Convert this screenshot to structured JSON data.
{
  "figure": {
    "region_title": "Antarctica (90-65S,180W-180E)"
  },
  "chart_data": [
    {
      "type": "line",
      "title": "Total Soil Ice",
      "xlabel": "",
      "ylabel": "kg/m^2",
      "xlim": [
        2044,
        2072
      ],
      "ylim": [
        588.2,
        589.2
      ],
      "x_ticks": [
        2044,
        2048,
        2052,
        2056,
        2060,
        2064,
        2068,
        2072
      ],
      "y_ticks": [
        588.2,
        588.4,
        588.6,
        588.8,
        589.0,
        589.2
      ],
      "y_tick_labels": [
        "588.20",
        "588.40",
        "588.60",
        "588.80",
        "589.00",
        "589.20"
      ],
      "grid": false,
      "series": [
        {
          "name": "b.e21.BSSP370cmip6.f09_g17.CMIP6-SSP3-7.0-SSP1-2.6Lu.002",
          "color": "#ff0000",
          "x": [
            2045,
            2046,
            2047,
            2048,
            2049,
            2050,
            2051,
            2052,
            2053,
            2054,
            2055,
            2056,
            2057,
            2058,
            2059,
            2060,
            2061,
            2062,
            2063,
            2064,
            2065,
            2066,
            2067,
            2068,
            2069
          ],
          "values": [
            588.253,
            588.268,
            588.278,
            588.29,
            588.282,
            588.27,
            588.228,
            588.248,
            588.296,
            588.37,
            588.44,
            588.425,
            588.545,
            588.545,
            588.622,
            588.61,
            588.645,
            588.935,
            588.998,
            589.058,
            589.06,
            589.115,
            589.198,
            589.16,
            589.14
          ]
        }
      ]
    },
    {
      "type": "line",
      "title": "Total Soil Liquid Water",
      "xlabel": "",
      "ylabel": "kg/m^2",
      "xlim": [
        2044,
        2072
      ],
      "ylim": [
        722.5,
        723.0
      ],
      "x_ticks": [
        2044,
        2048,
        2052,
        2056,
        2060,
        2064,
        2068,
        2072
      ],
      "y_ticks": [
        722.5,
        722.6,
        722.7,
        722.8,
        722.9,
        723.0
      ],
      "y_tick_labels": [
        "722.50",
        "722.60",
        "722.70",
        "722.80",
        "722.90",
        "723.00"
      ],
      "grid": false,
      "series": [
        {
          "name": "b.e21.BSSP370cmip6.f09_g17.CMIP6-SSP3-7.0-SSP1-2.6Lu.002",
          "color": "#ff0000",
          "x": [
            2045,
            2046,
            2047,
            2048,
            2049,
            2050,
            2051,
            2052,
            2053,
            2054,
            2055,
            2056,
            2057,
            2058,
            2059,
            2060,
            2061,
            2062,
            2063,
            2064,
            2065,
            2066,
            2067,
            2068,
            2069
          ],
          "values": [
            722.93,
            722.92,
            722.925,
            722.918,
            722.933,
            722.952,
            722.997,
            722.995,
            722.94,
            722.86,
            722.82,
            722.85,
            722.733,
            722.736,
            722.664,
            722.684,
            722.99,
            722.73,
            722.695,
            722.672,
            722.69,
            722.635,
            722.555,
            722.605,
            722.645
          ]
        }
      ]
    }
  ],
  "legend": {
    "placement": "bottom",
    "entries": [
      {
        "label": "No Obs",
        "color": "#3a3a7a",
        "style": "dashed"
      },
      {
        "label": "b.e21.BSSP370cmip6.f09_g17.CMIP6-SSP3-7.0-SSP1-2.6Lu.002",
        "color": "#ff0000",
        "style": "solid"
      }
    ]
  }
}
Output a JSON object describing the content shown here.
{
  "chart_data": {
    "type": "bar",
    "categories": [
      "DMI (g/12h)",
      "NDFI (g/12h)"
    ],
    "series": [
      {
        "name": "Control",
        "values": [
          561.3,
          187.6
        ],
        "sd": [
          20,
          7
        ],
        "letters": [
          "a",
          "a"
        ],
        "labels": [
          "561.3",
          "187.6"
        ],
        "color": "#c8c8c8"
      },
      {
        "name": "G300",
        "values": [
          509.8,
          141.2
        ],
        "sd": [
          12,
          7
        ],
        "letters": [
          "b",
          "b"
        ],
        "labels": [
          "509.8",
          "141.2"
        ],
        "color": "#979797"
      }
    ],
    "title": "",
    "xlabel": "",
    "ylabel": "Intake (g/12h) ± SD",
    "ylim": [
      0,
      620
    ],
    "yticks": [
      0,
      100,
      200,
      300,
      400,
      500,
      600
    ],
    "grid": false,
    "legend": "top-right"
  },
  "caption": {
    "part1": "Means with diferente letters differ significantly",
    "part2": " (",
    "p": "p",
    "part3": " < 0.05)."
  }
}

> Description of the task:
Quote all the records exactly, please, leaving none out.

> Written solution:
Convert this screenshot to structured JSON data.
{
  "figure": {
    "region_title": "Antarctica (90-65S,180W-180E)"
  },
  "chart_data": [
    {
      "type": "line",
      "title": "Total Soil Ice",
      "xlabel": "",
      "ylabel": "kg/m^2",
      "xlim": [
        2044,
        2072
      ],
      "ylim": [
        588.2,
        589.2
      ],
      "x_ticks": [
        2044,
        2048,
        2052,
        2056,
        2060,
        2064,
        2068,
        2072
      ],
      "y_ticks": [
        588.2,
        588.4,
        588.6,
        588.8,
        589.0,
        589.2
      ],
      "y_tick_labels": [
        "588.20",
        "588.40",
        "588.60",
        "588.80",
        "589.00",
        "589.20"
      ],
      "grid": false,
      "series": [
        {
          "name": "b.e21.BSSP370cmip6.f09_g17.CMIP6-SSP3-7.0-SSP1-2.6Lu.002",
          "color": "#ff0000",
          "x": [
            2045,
            2046,
            2047,
            2048,
            2049,
            2050,
            2051,
            2052,
            2053,
            2054,
            2055,
            2056,
            2057,
            2058,
            2059,
            2060,
            2061,
            2062,
            2063,
            2064,
            2065,
            2066,
            2067,
            2068,
            2069
          ],
          "values": [
            588.253,
            588.268,
            588.278,
            588.29,
            588.282,
            588.27,
            588.228,
            588.248,
            588.296,
            588.37,
            588.44,
            588.425,
            588.545,
            588.545,
            588.622,
            588.61,
            588.645,
            588.935,
            588.998,
            589.058,
            589.06,
            589.115,
            589.198,
            589.16,
            589.14
          ]
        }
      ]
    },
    {
      "type": "line",
      "title": "Total Soil Liquid Water",
      "xlabel": "",
      "ylabel": "kg/m^2",
      "xlim": [
        2044,
        2072
      ],
      "ylim": [
        722.5,
        723.0
      ],
      "x_ticks": [
        2044,
        2048,
        2052,
        2056,
        2060,
        2064,
        2068,
        2072
      ],
      "y_ticks": [
        722.5,
        722.6,
        722.7,
        722.8,
        722.9,
        723.0
      ],
      "y_tick_labels": [
        "722.50",
        "722.60",
        "722.70",
        "722.80",
        "722.90",
        "723.00"
      ],
      "grid": false,
      "series": [
        {
          "name": "b.e21.BSSP370cmip6.f09_g17.CMIP6-SSP3-7.0-SSP1-2.6Lu.002",
          "color": "#ff0000",
          "x": [
            2045,
            2046,
            2047,
            2048,
            2049,
            2050,
            2051,
            2052,
            2053,
            2054,
            2055,
            2056,
            2057,
            2058,
            2059,
            2060,
            2061,
            2062,
            2063,
            2064,
            2065,
            2066,
            2067,
            2068,
            2069
          ],
          "values": [
            722.93,
            722.92,
            722.925,
            722.918,
            722.933,
            722.952,
            722.997,
            722.995,
            722.94,
            722.86,
            722.82,
            722.85,
            722.733,
            722.736,
            722.664,
            722.684,
            722.99,
            722.73,
            722.695,
            722.672,
            722.69,
            722.635,
            722.555,
            722.605,
            722.645
          ]
        }
      ]
    }
  ],
  "legend": {
    "placement": "bottom",
    "entries": [
      {
        "label": "No Obs",
        "color": "#3a3a7a",
        "style": "dashed"
      },
      {
        "label": "b.e21.BSSP370cmip6.f09_g17.CMIP6-SSP3-7.0-SSP1-2.6Lu.002",
        "color": "#ff0000",
        "style": "solid"
      }
    ]
  }
}
Output a JSON object describing the content shown here.
{
  "chart_data": {
    "type": "bar",
    "categories": [
      "DMI (g/12h)",
      "NDFI (g/12h)"
    ],
    "series": [
      {
        "name": "Control",
        "values": [
          561.3,
          187.6
        ],
        "sd": [
          20,
          7
        ],
        "letters": [
          "a",
          "a"
        ],
        "labels": [
          "561.3",
          "187.6"
        ],
        "color": "#c8c8c8"
      },
      {
        "name": "G300",
        "values": [
          509.8,
          141.2
        ],
        "sd": [
          12,
          7
        ],
        "letters": [
          "b",
          "b"
        ],
        "labels": [
          "509.8",
          "141.2"
        ],
        "color": "#979797"
      }
    ],
    "title": "",
    "xlabel": "",
    "ylabel": "Intake (g/12h) ± SD",
    "ylim": [
      0,
      620
    ],
    "yticks": [
      0,
      100,
      200,
      300,
      400,
      500,
      600
    ],
    "grid": false,
    "legend": "top-right"
  },
  "caption": {
    "part1": "Means with diferente letters differ significantly",
    "part2": " (",
    "p": "p",
    "part3": " < 0.05)."
  }
}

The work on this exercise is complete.